──────── RECORDS SHOWN ────────

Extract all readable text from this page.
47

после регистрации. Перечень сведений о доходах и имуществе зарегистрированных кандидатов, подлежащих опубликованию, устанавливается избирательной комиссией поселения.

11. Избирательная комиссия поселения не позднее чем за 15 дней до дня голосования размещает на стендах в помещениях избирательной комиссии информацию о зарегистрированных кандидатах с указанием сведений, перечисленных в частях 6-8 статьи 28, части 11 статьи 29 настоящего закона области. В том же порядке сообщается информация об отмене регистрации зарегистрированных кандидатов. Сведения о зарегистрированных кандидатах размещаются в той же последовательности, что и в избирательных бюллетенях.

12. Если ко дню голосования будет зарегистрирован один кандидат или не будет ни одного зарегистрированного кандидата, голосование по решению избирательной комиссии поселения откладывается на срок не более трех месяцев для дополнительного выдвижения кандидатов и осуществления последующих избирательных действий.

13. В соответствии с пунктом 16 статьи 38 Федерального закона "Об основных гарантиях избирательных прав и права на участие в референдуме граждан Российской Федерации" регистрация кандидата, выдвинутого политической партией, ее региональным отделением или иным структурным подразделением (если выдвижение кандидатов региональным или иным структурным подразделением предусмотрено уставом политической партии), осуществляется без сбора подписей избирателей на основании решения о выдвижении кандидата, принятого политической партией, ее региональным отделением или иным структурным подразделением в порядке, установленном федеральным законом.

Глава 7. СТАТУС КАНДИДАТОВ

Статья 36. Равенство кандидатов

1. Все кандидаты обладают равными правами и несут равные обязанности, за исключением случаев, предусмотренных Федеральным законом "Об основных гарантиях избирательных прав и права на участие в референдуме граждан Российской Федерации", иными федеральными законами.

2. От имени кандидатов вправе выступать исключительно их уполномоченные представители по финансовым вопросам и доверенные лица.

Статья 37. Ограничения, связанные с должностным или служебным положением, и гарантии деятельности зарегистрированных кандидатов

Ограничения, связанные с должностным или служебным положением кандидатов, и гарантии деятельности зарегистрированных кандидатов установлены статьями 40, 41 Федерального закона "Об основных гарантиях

────────

REQUIREMENTS:
Copy each line of the data above without altering a single character.

FULL SOLUTION:
Extract all readable text from this page.
47

после регистрации. Перечень сведений о доходах и имуществе зарегистрированных кандидатов, подлежащих опубликованию, устанавливается избирательной комиссией поселения.

11. Избирательная комиссия поселения не позднее чем за 15 дней до дня голосования размещает на стендах в помещениях избирательной комиссии информацию о зарегистрированных кандидатах с указанием сведений, перечисленных в частях 6-8 статьи 28, части 11 статьи 29 настоящего закона области. В том же порядке сообщается информация об отмене регистрации зарегистрированных кандидатов. Сведения о зарегистрированных кандидатах размещаются в той же последовательности, что и в избирательных бюллетенях.

12. Если ко дню голосования будет зарегистрирован один кандидат или не будет ни одного зарегистрированного кандидата, голосование по решению избирательной комиссии поселения откладывается на срок не более трех месяцев для дополнительного выдвижения кандидатов и осуществления последующих избирательных действий.

13. В соответствии с пунктом 16 статьи 38 Федерального закона "Об основных гарантиях избирательных прав и права на участие в референдуме граждан Российской Федерации" регистрация кандидата, выдвинутого политической партией, ее региональным отделением или иным структурным подразделением (если выдвижение кандидатов региональным или иным структурным подразделением предусмотрено уставом политической партии), осуществляется без сбора подписей избирателей на основании решения о выдвижении кандидата, принятого политической партией, ее региональным отделением или иным структурным подразделением в порядке, установленном федеральным законом.

Глава 7. СТАТУС КАНДИДАТОВ

Статья 36. Равенство кандидатов

1. Все кандидаты обладают равными правами и несут равные обязанности, за исключением случаев, предусмотренных Федеральным законом "Об основных гарантиях избирательных прав и права на участие в референдуме граждан Российской Федерации", иными федеральными законами.

2. От имени кандидатов вправе выступать исключительно их уполномоченные представители по финансовым вопросам и доверенные лица.

Статья 37. Ограничения, связанные с должностным или служебным положением, и гарантии деятельности зарегистрированных кандидатов

Ограничения, связанные с должностным или служебным положением кандидатов, и гарантии деятельности зарегистрированных кандидатов установлены статьями 40, 41 Федерального закона "Об основных гарантиях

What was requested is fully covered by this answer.